Exercise aim: Rewrite the material below so that every "regression-blob" becomes "regression-patch", keeping everything else unchanged.

Dataset rows:
★ ★ ★

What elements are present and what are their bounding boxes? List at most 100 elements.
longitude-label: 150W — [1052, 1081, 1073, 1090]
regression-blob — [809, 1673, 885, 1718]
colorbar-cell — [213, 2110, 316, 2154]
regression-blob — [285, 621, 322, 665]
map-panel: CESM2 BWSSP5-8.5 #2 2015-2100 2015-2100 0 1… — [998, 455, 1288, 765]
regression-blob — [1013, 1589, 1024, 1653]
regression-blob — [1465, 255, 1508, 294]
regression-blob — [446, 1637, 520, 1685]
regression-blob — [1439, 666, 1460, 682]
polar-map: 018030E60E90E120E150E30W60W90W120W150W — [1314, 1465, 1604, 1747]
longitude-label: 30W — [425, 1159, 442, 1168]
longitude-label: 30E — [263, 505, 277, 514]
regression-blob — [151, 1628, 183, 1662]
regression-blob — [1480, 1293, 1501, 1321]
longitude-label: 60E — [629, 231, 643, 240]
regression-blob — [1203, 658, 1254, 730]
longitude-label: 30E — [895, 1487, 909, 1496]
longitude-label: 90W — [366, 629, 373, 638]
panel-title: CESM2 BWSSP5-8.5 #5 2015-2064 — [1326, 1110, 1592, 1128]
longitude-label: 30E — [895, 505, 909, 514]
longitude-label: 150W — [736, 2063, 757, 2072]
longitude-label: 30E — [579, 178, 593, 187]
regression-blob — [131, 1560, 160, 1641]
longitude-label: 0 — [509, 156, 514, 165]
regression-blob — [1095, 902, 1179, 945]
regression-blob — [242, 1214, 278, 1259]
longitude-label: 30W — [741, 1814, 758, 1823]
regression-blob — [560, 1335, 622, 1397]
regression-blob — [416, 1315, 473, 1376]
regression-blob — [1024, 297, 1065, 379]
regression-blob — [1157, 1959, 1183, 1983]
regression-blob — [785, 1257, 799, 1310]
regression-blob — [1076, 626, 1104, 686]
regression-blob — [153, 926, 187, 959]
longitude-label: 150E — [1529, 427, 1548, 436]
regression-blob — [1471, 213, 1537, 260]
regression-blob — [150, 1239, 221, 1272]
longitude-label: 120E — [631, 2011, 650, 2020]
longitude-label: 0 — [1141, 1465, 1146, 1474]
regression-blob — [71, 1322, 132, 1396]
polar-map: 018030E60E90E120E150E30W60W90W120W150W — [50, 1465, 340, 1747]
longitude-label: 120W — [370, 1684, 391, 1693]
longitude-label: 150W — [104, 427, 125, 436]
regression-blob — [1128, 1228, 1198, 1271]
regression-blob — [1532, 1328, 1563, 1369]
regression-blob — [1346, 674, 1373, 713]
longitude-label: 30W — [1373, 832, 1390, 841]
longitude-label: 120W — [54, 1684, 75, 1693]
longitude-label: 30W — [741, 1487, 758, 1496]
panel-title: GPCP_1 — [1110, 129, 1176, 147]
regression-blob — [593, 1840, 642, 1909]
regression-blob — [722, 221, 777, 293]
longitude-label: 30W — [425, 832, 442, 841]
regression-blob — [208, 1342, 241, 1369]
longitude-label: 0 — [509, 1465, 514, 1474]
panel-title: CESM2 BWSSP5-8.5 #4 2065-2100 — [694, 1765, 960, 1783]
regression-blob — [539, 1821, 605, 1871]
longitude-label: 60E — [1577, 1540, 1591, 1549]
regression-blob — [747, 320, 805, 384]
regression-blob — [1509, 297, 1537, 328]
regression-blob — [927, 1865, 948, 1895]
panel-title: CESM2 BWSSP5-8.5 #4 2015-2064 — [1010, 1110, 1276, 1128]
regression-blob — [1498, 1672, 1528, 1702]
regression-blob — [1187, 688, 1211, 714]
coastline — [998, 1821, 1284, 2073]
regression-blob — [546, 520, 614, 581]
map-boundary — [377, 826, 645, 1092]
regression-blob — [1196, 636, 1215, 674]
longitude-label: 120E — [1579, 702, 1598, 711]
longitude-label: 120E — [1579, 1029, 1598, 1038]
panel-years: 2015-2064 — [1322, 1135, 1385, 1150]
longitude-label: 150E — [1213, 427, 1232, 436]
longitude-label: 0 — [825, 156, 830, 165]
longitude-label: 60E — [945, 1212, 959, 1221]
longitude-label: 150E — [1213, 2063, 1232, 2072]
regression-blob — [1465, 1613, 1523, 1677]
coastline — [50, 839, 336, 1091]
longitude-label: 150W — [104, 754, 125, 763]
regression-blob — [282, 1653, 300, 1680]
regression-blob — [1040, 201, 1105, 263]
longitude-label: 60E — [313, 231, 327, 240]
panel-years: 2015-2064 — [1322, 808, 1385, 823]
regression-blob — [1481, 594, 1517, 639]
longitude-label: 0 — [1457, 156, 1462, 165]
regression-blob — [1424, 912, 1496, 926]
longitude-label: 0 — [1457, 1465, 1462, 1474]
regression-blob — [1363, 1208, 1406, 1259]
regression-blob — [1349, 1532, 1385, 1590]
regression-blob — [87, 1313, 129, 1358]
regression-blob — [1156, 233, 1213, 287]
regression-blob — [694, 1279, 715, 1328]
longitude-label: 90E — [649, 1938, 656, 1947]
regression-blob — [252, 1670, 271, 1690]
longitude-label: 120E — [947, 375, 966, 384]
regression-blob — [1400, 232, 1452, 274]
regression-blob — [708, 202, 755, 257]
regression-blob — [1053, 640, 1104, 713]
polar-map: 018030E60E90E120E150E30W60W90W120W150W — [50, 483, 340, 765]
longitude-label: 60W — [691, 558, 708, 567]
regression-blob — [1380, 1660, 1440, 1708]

★ ★ ★

Finished answer:
What elements are present and what are their bounding boxes? List at most 100 elements.
longitude-label: 150W — [1052, 1081, 1073, 1090]
regression-patch — [809, 1673, 885, 1718]
colorbar-cell — [213, 2110, 316, 2154]
regression-patch — [285, 621, 322, 665]
map-panel: CESM2 BWSSP5-8.5 #2 2015-2100 2015-2100 0 1… — [998, 455, 1288, 765]
regression-patch — [1013, 1589, 1024, 1653]
regression-patch — [1465, 255, 1508, 294]
regression-patch — [446, 1637, 520, 1685]
regression-patch — [1439, 666, 1460, 682]
polar-map: 018030E60E90E120E150E30W60W90W120W150W — [1314, 1465, 1604, 1747]
longitude-label: 30W — [425, 1159, 442, 1168]
longitude-label: 30E — [263, 505, 277, 514]
regression-patch — [151, 1628, 183, 1662]
regression-patch — [1480, 1293, 1501, 1321]
longitude-label: 60E — [629, 231, 643, 240]
regression-patch — [1203, 658, 1254, 730]
longitude-label: 30E — [895, 1487, 909, 1496]
longitude-label: 90W — [366, 629, 373, 638]
panel-title: CESM2 BWSSP5-8.5 #5 2015-2064 — [1326, 1110, 1592, 1128]
longitude-label: 30E — [895, 505, 909, 514]
longitude-label: 150W — [736, 2063, 757, 2072]
longitude-label: 30E — [579, 178, 593, 187]
regression-patch — [131, 1560, 160, 1641]
longitude-label: 0 — [509, 156, 514, 165]
regression-patch — [1095, 902, 1179, 945]
regression-patch — [242, 1214, 278, 1259]
longitude-label: 30W — [741, 1814, 758, 1823]
regression-patch — [560, 1335, 622, 1397]
regression-patch — [416, 1315, 473, 1376]
regression-patch — [1024, 297, 1065, 379]
regression-patch — [1157, 1959, 1183, 1983]
regression-patch — [785, 1257, 799, 1310]
regression-patch — [1076, 626, 1104, 686]
regression-patch — [153, 926, 187, 959]
longitude-label: 150E — [1529, 427, 1548, 436]
regression-patch — [1471, 213, 1537, 260]
regression-patch — [150, 1239, 221, 1272]
longitude-label: 120E — [631, 2011, 650, 2020]
longitude-label: 0 — [1141, 1465, 1146, 1474]
regression-patch — [71, 1322, 132, 1396]
polar-map: 018030E60E90E120E150E30W60W90W120W150W — [50, 1465, 340, 1747]
longitude-label: 120W — [370, 1684, 391, 1693]
longitude-label: 150W — [104, 427, 125, 436]
regression-patch — [1128, 1228, 1198, 1271]
regression-patch — [1532, 1328, 1563, 1369]
regression-patch — [1346, 674, 1373, 713]
longitude-label: 30W — [1373, 832, 1390, 841]
longitude-label: 120W — [54, 1684, 75, 1693]
longitude-label: 30W — [741, 1487, 758, 1496]
panel-title: GPCP_1 — [1110, 129, 1176, 147]
regression-patch — [593, 1840, 642, 1909]
regression-patch — [722, 221, 777, 293]
longitude-label: 30W — [425, 832, 442, 841]
regression-patch — [208, 1342, 241, 1369]
longitude-label: 0 — [509, 1465, 514, 1474]
panel-title: CESM2 BWSSP5-8.5 #4 2065-2100 — [694, 1765, 960, 1783]
regression-patch — [539, 1821, 605, 1871]
longitude-label: 60E — [1577, 1540, 1591, 1549]
regression-patch — [747, 320, 805, 384]
regression-patch — [1509, 297, 1537, 328]
regression-patch — [927, 1865, 948, 1895]
panel-title: CESM2 BWSSP5-8.5 #4 2015-2064 — [1010, 1110, 1276, 1128]
regression-patch — [1498, 1672, 1528, 1702]
regression-patch — [1187, 688, 1211, 714]
coastline — [998, 1821, 1284, 2073]
regression-patch — [546, 520, 614, 581]
map-boundary — [377, 826, 645, 1092]
regression-patch — [1196, 636, 1215, 674]
longitude-label: 120E — [1579, 702, 1598, 711]
longitude-label: 120E — [1579, 1029, 1598, 1038]
panel-years: 2015-2064 — [1322, 1135, 1385, 1150]
longitude-label: 150E — [1213, 427, 1232, 436]
longitude-label: 0 — [825, 156, 830, 165]
longitude-label: 60E — [945, 1212, 959, 1221]
longitude-label: 150E — [1213, 2063, 1232, 2072]
regression-patch — [1465, 1613, 1523, 1677]
coastline — [50, 839, 336, 1091]
longitude-label: 150W — [104, 754, 125, 763]
regression-patch — [282, 1653, 300, 1680]
regression-patch — [1040, 201, 1105, 263]
longitude-label: 60E — [313, 231, 327, 240]
panel-years: 2015-2064 — [1322, 808, 1385, 823]
regression-patch — [1481, 594, 1517, 639]
longitude-label: 0 — [1457, 156, 1462, 165]
regression-patch — [1424, 912, 1496, 926]
longitude-label: 0 — [1457, 1465, 1462, 1474]
regression-patch — [1363, 1208, 1406, 1259]
regression-patch — [1349, 1532, 1385, 1590]
regression-patch — [87, 1313, 129, 1358]
regression-patch — [1156, 233, 1213, 287]
regression-patch — [694, 1279, 715, 1328]
longitude-label: 90E — [649, 1938, 656, 1947]
regression-patch — [252, 1670, 271, 1690]
longitude-label: 120E — [947, 375, 966, 384]
regression-patch — [1400, 232, 1452, 274]
regression-patch — [708, 202, 755, 257]
regression-patch — [1053, 640, 1104, 713]
polar-map: 018030E60E90E120E150E30W60W90W120W150W — [50, 483, 340, 765]
longitude-label: 60W — [691, 558, 708, 567]
regression-patch — [1380, 1660, 1440, 1708]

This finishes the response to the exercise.